§ **What to work on**:
Copy out all lines carrying the word "Time".

§ **Available data**:
--------------------------------------------------

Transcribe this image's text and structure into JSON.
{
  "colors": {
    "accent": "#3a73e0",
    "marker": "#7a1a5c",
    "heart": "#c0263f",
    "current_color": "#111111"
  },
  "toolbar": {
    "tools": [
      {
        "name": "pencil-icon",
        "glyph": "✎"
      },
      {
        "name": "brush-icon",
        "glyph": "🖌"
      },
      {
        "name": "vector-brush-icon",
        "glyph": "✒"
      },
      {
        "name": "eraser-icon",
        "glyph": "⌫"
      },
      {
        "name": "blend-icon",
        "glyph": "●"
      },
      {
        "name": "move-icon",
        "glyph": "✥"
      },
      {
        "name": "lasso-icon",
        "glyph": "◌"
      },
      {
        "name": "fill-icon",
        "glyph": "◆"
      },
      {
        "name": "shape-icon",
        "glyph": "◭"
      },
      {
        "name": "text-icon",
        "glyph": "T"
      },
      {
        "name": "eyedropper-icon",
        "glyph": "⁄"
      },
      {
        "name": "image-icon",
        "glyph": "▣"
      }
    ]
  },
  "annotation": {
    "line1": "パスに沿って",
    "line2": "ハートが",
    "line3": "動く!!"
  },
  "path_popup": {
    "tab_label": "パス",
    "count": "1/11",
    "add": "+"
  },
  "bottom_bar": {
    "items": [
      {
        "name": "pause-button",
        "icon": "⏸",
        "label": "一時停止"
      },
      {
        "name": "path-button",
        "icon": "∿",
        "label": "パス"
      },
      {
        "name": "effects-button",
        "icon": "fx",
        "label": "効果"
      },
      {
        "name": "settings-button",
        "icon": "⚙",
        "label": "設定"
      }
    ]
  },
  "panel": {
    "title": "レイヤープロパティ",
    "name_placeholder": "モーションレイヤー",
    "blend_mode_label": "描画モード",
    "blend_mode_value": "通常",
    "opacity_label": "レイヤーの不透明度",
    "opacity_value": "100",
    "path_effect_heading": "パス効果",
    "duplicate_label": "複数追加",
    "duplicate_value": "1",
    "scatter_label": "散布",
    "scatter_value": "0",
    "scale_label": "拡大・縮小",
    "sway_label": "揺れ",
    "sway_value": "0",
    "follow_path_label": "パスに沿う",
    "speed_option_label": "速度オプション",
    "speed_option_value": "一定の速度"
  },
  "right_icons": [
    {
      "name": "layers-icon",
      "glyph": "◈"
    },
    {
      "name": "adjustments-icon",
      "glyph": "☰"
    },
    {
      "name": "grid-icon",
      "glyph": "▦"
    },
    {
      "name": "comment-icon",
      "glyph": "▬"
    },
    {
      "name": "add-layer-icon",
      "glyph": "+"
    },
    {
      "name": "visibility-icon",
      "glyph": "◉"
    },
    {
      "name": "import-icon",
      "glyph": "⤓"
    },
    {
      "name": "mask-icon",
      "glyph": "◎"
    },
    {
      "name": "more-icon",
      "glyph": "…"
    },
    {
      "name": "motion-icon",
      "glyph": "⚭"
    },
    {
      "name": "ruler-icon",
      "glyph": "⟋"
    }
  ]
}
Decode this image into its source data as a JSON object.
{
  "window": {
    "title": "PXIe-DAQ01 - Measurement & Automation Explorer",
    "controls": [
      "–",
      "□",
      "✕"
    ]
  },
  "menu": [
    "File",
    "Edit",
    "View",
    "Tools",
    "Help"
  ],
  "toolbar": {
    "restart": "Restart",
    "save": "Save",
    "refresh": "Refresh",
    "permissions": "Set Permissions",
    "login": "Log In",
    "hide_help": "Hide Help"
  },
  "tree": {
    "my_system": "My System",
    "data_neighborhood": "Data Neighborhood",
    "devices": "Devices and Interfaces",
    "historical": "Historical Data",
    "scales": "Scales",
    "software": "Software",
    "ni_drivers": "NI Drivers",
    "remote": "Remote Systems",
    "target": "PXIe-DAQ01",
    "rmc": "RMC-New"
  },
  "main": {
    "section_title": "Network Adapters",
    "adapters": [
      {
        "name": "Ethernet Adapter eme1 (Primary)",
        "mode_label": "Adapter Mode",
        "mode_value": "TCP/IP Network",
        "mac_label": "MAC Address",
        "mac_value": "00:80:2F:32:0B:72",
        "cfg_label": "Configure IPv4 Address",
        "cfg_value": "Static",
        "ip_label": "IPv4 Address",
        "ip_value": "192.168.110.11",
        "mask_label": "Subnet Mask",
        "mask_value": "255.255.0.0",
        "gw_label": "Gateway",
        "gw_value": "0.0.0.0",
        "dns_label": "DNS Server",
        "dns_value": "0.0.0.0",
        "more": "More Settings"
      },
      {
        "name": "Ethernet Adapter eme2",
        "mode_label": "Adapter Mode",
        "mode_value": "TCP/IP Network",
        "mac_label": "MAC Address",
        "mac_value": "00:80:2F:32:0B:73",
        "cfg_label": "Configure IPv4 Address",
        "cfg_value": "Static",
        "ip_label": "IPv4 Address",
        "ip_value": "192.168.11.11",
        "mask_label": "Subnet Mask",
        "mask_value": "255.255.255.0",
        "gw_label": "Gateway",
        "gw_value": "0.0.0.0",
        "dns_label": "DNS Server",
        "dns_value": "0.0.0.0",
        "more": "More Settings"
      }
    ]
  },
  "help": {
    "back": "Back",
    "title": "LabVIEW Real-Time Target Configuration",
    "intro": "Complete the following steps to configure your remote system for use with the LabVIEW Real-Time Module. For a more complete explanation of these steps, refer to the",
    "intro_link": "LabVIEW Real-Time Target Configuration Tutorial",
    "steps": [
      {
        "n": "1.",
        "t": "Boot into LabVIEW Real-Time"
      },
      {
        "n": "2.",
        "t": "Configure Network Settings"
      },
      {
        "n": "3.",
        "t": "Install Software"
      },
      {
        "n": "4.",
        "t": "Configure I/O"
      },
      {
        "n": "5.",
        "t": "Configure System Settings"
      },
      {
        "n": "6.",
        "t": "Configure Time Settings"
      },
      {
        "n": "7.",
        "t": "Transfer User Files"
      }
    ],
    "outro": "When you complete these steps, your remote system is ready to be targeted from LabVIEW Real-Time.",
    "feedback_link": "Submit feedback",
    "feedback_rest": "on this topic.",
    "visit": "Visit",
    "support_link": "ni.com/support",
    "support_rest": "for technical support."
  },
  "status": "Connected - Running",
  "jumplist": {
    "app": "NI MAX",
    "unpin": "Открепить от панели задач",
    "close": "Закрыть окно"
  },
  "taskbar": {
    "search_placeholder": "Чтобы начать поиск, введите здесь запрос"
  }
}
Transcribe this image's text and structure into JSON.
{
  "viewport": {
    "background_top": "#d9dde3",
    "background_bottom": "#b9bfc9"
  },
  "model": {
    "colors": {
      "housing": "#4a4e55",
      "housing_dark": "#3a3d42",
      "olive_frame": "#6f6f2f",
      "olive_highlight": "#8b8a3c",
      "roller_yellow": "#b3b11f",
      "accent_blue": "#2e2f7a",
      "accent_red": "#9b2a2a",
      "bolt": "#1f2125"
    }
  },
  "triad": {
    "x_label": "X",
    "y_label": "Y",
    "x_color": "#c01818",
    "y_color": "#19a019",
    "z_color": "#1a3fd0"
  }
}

--------------------------------------------------

§ **Reply to the task**:
    "title": "LabVIEW Real-Time Target Configuration",
    "intro": "Complete the following steps to configure your remote system for use with the LabVIEW Real-Time Module. For a more complete explanation of these steps, refer to the",
    "intro_link": "LabVIEW Real-Time Target Configuration Tutorial",
        "t": "Boot into LabVIEW Real-Time"
        "t": "Configure Time Settings"
    "outro": "When you complete these steps, your remote system is ready to be targeted from LabVIEW Real-Time.",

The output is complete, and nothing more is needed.